→ Exercise brief
State the number of lines that contain "views", with no other text.

→ Data shown
-------
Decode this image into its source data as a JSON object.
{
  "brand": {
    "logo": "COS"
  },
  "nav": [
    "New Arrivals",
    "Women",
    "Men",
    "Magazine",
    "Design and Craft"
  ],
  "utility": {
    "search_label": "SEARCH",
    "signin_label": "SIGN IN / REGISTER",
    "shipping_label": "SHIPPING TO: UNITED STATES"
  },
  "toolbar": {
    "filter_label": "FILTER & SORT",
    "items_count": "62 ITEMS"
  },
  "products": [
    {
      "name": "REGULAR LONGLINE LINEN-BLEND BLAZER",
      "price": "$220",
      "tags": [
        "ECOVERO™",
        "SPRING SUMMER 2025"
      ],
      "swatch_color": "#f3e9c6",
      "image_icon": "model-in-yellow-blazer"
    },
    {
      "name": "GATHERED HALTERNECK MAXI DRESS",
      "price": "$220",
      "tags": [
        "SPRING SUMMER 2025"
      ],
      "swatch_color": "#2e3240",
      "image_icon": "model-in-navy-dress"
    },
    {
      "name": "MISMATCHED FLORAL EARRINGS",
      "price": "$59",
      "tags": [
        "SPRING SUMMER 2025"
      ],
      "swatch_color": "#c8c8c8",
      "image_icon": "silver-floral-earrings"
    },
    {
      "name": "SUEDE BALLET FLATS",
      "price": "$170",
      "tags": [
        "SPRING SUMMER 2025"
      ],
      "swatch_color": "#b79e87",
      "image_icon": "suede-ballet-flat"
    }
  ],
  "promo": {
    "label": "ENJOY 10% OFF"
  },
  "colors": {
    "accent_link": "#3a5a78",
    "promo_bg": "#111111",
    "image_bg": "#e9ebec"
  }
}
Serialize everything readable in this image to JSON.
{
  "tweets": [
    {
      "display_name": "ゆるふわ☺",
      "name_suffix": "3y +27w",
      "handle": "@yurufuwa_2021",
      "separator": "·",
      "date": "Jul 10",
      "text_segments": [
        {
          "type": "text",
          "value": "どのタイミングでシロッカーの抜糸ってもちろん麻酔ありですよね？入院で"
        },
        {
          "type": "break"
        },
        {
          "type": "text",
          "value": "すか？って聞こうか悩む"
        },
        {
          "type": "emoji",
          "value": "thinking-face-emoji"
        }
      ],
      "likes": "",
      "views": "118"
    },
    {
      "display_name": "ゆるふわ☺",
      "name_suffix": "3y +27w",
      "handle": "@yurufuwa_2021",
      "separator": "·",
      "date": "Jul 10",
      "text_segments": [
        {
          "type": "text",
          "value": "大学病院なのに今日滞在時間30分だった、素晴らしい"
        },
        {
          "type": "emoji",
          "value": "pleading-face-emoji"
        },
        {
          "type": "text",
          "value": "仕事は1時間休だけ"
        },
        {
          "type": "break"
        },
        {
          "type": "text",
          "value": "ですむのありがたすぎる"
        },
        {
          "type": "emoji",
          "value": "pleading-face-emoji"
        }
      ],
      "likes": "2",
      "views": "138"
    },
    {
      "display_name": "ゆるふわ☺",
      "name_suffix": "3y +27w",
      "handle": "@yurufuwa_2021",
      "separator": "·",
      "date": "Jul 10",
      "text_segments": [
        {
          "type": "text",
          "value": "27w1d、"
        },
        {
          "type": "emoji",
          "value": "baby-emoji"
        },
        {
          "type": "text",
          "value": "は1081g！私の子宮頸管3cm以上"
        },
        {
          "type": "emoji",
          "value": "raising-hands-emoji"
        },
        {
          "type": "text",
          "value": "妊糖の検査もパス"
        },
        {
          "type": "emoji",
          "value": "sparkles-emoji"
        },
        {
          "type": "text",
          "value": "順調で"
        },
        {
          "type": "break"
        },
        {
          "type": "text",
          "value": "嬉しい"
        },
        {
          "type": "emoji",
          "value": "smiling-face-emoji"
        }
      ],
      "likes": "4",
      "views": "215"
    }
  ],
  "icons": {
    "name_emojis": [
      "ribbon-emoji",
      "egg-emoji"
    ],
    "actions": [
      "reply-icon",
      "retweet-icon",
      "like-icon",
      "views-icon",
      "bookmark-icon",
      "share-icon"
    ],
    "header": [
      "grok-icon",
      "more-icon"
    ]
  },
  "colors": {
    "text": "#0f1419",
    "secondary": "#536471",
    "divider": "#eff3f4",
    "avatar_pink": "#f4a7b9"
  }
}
-------
→ Answer to the task
4